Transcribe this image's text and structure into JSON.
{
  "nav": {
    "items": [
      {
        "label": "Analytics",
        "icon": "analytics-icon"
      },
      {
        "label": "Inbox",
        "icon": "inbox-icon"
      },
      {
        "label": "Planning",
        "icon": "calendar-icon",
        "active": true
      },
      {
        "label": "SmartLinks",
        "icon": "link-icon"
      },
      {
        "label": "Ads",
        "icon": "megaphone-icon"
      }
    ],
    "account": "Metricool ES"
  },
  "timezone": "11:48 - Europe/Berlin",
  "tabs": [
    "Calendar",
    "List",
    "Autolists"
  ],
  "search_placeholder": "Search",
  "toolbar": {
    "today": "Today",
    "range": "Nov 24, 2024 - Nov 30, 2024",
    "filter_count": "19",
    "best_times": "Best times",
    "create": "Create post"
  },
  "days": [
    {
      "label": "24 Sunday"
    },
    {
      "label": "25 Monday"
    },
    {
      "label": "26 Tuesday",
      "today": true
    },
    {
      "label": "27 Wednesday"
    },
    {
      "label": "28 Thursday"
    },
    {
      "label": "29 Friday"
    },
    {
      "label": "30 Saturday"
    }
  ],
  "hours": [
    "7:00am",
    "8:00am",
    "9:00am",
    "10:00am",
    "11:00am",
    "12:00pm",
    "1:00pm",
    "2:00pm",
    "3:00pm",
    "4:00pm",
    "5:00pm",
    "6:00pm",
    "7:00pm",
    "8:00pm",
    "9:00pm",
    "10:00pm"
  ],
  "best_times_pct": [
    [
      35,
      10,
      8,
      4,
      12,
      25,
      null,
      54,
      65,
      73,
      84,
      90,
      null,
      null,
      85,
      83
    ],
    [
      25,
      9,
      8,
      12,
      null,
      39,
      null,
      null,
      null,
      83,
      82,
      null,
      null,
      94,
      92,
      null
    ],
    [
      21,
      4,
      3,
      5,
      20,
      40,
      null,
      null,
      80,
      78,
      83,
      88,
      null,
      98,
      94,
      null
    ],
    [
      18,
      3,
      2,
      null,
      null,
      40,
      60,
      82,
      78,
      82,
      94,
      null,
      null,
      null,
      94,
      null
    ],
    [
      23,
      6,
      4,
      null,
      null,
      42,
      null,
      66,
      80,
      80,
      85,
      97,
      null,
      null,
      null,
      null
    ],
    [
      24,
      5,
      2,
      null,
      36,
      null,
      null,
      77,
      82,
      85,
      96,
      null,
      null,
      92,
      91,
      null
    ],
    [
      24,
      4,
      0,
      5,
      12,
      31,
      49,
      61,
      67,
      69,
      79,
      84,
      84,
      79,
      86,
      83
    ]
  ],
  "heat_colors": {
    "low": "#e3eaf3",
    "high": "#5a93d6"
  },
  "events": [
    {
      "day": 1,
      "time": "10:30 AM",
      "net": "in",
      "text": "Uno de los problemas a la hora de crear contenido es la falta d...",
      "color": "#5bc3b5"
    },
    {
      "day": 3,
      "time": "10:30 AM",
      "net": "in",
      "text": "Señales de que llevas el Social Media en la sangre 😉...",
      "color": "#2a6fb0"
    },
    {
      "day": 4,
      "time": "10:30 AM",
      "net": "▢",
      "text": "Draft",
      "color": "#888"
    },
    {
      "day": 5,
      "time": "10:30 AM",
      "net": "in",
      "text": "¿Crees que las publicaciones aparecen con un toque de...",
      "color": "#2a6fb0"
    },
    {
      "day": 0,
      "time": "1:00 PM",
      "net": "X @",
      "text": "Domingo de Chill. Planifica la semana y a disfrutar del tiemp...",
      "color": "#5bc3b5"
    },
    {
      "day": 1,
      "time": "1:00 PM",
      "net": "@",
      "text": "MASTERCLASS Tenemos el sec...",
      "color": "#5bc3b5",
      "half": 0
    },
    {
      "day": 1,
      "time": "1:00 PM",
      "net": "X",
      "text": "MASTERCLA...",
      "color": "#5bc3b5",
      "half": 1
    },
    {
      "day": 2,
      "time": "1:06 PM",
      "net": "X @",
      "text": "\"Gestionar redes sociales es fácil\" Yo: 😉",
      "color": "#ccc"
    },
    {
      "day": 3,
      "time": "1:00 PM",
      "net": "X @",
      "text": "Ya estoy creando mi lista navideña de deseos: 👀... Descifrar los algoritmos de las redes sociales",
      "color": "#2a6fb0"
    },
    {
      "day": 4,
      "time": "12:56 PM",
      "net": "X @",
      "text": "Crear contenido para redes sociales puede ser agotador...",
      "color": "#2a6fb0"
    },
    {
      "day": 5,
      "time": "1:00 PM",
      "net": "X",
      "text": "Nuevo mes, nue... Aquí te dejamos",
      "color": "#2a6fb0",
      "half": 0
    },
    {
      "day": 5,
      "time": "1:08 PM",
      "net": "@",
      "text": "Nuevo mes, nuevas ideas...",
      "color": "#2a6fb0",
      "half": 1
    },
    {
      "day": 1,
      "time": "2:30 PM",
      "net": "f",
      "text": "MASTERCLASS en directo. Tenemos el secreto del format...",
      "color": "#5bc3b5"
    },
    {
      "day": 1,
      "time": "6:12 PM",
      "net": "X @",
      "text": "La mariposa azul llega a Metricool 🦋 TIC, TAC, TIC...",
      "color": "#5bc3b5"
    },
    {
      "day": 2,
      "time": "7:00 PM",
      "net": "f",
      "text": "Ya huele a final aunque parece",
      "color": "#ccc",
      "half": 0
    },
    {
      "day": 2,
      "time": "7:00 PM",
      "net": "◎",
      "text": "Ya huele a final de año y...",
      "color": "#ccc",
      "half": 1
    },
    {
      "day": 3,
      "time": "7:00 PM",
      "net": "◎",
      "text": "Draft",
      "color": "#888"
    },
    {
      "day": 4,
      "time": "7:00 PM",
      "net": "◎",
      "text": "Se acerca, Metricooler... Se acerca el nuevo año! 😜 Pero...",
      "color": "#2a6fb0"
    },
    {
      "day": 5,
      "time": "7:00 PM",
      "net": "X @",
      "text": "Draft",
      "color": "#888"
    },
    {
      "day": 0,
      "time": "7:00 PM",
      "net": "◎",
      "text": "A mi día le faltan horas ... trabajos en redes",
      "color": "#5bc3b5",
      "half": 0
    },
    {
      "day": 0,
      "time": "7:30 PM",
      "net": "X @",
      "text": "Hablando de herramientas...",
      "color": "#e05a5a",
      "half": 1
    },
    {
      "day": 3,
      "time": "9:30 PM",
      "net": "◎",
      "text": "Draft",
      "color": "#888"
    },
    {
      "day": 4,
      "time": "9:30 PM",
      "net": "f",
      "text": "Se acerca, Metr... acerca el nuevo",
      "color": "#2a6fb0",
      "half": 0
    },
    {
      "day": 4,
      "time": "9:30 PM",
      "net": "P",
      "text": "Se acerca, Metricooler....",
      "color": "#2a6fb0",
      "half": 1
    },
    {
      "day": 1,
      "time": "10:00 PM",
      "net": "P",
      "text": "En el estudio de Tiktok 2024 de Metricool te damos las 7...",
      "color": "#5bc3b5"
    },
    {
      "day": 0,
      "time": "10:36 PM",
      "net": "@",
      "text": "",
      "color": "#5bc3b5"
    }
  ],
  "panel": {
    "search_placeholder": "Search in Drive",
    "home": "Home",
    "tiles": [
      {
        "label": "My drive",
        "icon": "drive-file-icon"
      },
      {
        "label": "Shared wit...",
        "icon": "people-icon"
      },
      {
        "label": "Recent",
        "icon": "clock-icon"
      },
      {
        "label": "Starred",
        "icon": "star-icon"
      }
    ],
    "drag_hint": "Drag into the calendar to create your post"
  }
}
• • • •
*Given task*: State how many lines in the records above contain the word "contenido", giving only the number.

*Worked solution*: 2